§ **Work required**: Look through the data below. Show each line where the string "comment" occurs.

══ Provided material ══

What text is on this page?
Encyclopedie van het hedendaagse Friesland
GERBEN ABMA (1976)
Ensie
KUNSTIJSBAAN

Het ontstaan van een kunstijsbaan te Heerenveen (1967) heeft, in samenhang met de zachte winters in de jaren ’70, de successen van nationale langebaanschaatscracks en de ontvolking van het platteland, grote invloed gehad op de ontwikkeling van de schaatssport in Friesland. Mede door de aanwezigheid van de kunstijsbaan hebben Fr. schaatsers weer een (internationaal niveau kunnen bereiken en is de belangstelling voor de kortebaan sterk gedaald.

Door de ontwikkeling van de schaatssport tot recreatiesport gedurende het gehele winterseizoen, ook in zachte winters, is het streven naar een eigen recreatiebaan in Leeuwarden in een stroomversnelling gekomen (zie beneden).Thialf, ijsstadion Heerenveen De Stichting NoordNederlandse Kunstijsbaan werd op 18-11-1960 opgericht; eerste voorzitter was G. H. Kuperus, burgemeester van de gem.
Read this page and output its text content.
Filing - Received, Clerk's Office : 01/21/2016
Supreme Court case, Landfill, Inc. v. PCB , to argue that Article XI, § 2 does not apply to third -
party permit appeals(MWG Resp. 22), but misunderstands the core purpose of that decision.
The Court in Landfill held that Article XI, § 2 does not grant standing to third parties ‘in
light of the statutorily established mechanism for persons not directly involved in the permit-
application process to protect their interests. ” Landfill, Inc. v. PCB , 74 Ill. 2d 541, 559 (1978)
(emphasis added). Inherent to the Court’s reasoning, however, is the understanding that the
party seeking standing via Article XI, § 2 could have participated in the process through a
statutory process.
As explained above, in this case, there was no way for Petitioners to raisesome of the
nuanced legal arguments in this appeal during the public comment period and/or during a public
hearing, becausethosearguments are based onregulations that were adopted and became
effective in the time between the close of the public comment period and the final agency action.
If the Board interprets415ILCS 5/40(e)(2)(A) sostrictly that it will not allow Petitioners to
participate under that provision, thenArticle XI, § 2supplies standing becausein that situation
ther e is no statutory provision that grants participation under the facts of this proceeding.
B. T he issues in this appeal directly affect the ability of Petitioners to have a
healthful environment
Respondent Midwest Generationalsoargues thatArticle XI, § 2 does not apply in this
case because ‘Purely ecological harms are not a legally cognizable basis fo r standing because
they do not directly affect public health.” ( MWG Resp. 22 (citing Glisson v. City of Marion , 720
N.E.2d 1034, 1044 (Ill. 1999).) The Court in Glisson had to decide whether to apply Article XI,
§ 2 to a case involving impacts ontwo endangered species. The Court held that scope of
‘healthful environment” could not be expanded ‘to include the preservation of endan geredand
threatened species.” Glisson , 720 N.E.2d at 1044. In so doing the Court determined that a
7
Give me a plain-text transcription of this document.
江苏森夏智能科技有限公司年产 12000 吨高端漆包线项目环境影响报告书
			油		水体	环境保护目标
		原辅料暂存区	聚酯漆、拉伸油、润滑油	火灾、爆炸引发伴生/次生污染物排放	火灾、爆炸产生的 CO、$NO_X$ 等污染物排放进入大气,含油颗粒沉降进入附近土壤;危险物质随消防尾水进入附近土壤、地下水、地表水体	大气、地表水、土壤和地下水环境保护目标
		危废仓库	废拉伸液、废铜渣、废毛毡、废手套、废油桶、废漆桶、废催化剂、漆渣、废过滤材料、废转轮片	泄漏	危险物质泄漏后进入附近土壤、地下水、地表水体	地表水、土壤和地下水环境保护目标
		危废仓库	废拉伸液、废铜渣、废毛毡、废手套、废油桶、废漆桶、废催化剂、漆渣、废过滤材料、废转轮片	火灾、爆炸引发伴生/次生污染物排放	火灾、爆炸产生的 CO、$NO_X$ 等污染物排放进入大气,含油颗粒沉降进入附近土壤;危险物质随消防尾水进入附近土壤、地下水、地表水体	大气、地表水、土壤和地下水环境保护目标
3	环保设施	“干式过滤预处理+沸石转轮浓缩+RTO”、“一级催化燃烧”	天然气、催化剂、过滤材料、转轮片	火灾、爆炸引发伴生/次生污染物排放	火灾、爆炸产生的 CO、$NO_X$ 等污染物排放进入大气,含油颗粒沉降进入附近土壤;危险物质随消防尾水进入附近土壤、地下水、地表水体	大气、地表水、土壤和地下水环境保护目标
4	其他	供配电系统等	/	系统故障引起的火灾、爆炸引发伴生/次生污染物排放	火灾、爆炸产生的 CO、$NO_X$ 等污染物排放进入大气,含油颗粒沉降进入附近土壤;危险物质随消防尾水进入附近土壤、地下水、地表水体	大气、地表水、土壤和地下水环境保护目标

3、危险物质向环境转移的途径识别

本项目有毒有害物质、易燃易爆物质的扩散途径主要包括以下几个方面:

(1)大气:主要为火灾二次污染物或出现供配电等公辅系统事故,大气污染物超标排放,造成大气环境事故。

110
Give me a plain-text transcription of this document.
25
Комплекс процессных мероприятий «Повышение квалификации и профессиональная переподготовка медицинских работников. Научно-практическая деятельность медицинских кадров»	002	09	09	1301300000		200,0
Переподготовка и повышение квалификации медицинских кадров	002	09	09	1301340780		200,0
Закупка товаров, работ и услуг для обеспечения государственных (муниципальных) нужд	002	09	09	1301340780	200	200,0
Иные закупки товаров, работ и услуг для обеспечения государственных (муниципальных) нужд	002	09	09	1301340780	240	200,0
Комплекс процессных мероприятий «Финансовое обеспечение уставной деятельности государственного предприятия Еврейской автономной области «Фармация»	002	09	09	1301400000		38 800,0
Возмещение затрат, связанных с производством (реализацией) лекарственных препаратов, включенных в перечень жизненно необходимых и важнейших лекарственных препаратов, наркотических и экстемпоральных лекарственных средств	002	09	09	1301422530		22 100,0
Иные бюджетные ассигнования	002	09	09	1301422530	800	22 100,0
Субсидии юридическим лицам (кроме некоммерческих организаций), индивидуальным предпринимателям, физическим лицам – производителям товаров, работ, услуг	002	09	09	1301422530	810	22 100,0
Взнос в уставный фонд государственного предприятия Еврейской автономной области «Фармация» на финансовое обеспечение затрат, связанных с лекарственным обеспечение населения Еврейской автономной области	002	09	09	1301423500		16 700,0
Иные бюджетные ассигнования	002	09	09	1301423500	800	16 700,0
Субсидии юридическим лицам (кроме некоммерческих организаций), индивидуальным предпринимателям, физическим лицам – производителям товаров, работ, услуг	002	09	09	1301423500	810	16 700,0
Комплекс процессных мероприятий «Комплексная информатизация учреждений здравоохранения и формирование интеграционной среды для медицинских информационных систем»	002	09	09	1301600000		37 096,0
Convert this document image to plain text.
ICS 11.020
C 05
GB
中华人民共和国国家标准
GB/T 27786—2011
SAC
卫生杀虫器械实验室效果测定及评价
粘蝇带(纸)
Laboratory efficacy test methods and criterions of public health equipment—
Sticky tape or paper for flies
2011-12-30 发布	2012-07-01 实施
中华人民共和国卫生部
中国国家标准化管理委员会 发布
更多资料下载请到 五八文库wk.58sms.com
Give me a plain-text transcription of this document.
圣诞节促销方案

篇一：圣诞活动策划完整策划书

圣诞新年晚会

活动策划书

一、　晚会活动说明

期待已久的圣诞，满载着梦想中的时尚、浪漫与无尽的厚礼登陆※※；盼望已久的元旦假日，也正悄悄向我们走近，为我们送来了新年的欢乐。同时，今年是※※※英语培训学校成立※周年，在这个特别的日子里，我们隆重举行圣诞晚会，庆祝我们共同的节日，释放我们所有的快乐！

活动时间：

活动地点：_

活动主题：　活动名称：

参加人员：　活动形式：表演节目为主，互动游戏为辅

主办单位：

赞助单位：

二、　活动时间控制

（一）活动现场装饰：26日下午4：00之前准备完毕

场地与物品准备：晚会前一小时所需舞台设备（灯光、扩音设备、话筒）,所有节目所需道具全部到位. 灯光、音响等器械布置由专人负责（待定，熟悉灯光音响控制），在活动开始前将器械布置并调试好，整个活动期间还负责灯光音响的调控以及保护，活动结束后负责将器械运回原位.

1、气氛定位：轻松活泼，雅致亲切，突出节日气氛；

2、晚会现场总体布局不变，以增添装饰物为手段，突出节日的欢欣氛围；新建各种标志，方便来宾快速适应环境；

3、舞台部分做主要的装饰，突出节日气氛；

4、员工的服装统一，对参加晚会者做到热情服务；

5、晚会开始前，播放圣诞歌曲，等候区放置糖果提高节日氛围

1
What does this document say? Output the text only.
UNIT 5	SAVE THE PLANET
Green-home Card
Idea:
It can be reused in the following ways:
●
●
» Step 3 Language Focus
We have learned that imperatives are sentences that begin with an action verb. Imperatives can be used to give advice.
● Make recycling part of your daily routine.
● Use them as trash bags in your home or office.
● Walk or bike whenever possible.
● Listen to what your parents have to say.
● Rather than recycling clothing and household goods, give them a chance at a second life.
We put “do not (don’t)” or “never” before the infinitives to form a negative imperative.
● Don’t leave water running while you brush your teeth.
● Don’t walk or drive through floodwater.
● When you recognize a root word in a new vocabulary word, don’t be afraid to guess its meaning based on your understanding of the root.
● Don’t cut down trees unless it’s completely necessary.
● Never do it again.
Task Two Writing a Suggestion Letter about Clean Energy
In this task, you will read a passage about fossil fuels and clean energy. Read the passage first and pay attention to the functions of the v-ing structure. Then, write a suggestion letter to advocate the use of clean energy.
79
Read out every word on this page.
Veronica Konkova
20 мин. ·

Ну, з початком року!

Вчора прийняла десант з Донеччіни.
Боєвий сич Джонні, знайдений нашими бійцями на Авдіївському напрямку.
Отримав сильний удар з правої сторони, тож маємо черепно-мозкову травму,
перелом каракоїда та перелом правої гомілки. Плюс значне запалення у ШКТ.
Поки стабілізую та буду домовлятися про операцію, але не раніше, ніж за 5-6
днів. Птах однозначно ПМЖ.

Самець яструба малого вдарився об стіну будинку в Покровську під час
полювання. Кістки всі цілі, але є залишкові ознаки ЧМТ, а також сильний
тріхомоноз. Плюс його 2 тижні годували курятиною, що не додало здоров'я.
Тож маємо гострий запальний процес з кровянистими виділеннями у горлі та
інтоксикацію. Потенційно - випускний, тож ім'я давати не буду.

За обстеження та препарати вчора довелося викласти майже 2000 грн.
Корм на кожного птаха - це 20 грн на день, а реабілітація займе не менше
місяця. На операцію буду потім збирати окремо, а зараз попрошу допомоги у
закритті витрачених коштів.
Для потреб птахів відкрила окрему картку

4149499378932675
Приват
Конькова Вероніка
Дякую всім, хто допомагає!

═══

§ **Written reply**:
nuanced legal arguments in this appeal during the public comment period and/or during a public
effective in the time between the close of the public comment period and the final agency action.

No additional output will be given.